• **SHORT TASK**
Begin with the line containing "Output a JSON" and copy each line exactly through the last line of the entries, inclusive.

• **ENTRIES SHOWN**
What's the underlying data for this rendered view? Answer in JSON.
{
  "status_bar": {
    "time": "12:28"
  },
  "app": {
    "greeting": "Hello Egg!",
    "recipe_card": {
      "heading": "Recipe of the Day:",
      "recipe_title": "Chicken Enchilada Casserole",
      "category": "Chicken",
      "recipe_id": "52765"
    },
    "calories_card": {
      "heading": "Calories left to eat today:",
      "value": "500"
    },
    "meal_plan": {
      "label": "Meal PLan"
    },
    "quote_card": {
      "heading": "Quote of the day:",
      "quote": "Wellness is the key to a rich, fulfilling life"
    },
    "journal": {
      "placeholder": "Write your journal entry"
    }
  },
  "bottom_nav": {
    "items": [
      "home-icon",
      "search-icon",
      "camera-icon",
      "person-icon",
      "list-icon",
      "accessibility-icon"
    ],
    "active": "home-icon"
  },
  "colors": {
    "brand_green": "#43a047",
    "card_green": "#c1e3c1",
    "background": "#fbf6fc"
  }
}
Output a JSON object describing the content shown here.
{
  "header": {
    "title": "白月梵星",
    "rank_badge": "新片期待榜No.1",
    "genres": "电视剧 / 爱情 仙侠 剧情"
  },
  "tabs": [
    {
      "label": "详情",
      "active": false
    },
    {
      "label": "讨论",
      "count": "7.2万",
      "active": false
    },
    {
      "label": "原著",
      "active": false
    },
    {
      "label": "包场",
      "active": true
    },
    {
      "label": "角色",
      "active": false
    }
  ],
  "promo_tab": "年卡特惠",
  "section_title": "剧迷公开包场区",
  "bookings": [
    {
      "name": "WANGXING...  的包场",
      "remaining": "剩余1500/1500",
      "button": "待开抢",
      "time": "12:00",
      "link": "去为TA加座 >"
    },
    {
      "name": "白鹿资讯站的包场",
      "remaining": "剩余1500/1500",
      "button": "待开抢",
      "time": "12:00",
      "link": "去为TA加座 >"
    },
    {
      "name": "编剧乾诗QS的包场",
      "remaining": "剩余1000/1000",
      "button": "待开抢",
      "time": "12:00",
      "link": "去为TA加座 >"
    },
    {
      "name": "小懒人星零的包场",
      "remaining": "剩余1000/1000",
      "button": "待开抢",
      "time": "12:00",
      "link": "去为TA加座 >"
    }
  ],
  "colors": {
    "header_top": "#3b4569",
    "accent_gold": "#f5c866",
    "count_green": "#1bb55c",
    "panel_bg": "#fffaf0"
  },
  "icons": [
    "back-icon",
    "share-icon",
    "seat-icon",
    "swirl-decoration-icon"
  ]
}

• **SOLUTION TO THE EXERCISE**
Output a JSON object describing the content shown here.
{
  "header": {
    "title": "白月梵星",
    "rank_badge": "新片期待榜No.1",
    "genres": "电视剧 / 爱情 仙侠 剧情"
  },
  "tabs": [
    {
      "label": "详情",
      "active": false
    },
    {
      "label": "讨论",
      "count": "7.2万",
      "active": false
    },
    {
      "label": "原著",
      "active": false
    },
    {
      "label": "包场",
      "active": true
    },
    {
      "label": "角色",
      "active": false
    }
  ],
  "promo_tab": "年卡特惠",
  "section_title": "剧迷公开包场区",
  "bookings": [
    {
      "name": "WANGXING...  的包场",
      "remaining": "剩余1500/1500",
      "button": "待开抢",
      "time": "12:00",
      "link": "去为TA加座 >"
    },
    {
      "name": "白鹿资讯站的包场",
      "remaining": "剩余1500/1500",
      "button": "待开抢",
      "time": "12:00",
      "link": "去为TA加座 >"
    },
    {
      "name": "编剧乾诗QS的包场",
      "remaining": "剩余1000/1000",
      "button": "待开抢",
      "time": "12:00",
      "link": "去为TA加座 >"
    },
    {
      "name": "小懒人星零的包场",
      "remaining": "剩余1000/1000",
      "button": "待开抢",
      "time": "12:00",
      "link": "去为TA加座 >"
    }
  ],
  "colors": {
    "header_top": "#3b4569",
    "accent_gold": "#f5c866",
    "count_green": "#1bb55c",
    "panel_bg": "#fffaf0"
  },
  "icons": [
    "back-icon",
    "share-icon",
    "seat-icon",
    "swirl-decoration-icon"
  ]
}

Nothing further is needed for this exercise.